• Task details:
Print out each entry below exactly, please.

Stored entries
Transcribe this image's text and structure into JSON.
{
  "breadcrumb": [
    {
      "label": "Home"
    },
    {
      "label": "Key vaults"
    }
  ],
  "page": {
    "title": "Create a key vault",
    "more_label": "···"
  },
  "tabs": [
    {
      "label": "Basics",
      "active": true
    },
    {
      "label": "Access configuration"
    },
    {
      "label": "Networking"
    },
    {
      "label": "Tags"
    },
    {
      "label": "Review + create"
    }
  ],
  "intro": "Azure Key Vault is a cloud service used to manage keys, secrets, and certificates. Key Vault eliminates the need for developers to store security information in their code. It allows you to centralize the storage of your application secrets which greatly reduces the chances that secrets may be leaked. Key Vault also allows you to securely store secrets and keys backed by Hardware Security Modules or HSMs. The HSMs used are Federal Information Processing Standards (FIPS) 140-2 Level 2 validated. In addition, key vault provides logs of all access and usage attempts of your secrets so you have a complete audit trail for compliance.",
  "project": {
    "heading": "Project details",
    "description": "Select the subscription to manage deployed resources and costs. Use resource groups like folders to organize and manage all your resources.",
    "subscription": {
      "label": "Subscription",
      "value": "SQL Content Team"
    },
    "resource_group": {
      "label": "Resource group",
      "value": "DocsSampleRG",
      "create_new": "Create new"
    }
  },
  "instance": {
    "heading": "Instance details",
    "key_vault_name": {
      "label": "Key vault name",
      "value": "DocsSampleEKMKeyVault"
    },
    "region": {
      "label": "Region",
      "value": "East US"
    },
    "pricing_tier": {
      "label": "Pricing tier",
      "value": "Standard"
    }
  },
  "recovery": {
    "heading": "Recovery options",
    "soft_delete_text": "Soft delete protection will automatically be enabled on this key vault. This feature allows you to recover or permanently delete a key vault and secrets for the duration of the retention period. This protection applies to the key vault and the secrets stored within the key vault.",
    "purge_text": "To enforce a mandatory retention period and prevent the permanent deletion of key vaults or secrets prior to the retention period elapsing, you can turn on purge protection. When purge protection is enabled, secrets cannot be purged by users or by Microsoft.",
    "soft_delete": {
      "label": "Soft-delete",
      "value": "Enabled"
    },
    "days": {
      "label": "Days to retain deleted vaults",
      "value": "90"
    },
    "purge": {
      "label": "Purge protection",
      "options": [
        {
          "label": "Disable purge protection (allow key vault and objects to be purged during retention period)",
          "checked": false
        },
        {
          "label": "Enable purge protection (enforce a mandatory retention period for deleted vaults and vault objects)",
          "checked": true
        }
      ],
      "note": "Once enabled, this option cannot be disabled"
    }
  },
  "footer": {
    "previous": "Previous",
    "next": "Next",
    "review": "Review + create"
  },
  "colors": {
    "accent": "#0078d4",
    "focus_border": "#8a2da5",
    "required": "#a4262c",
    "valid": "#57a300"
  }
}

• Output:
Transcribe this image's text and structure into JSON.
{
  "breadcrumb": [
    {
      "label": "Home"
    },
    {
      "label": "Key vaults"
    }
  ],
  "page": {
    "title": "Create a key vault",
    "more_label": "···"
  },
  "tabs": [
    {
      "label": "Basics",
      "active": true
    },
    {
      "label": "Access configuration"
    },
    {
      "label": "Networking"
    },
    {
      "label": "Tags"
    },
    {
      "label": "Review + create"
    }
  ],
  "intro": "Azure Key Vault is a cloud service used to manage keys, secrets, and certificates. Key Vault eliminates the need for developers to store security information in their code. It allows you to centralize the storage of your application secrets which greatly reduces the chances that secrets may be leaked. Key Vault also allows you to securely store secrets and keys backed by Hardware Security Modules or HSMs. The HSMs used are Federal Information Processing Standards (FIPS) 140-2 Level 2 validated. In addition, key vault provides logs of all access and usage attempts of your secrets so you have a complete audit trail for compliance.",
  "project": {
    "heading": "Project details",
    "description": "Select the subscription to manage deployed resources and costs. Use resource groups like folders to organize and manage all your resources.",
    "subscription": {
      "label": "Subscription",
      "value": "SQL Content Team"
    },
    "resource_group": {
      "label": "Resource group",
      "value": "DocsSampleRG",
      "create_new": "Create new"
    }
  },
  "instance": {
    "heading": "Instance details",
    "key_vault_name": {
      "label": "Key vault name",
      "value": "DocsSampleEKMKeyVault"
    },
    "region": {
      "label": "Region",
      "value": "East US"
    },
    "pricing_tier": {
      "label": "Pricing tier",
      "value": "Standard"
    }
  },
  "recovery": {
    "heading": "Recovery options",
    "soft_delete_text": "Soft delete protection will automatically be enabled on this key vault. This feature allows you to recover or permanently delete a key vault and secrets for the duration of the retention period. This protection applies to the key vault and the secrets stored within the key vault.",
    "purge_text": "To enforce a mandatory retention period and prevent the permanent deletion of key vaults or secrets prior to the retention period elapsing, you can turn on purge protection. When purge protection is enabled, secrets cannot be purged by users or by Microsoft.",
    "soft_delete": {
      "label": "Soft-delete",
      "value": "Enabled"
    },
    "days": {
      "label": "Days to retain deleted vaults",
      "value": "90"
    },
    "purge": {
      "label": "Purge protection",
      "options": [
        {
          "label": "Disable purge protection (allow key vault and objects to be purged during retention period)",
          "checked": false
        },
        {
          "label": "Enable purge protection (enforce a mandatory retention period for deleted vaults and vault objects)",
          "checked": true
        }
      ],
      "note": "Once enabled, this option cannot be disabled"
    }
  },
  "footer": {
    "previous": "Previous",
    "next": "Next",
    "review": "Review + create"
  },
  "colors": {
    "accent": "#0078d4",
    "focus_border": "#8a2da5",
    "required": "#a4262c",
    "valid": "#57a300"
  }
}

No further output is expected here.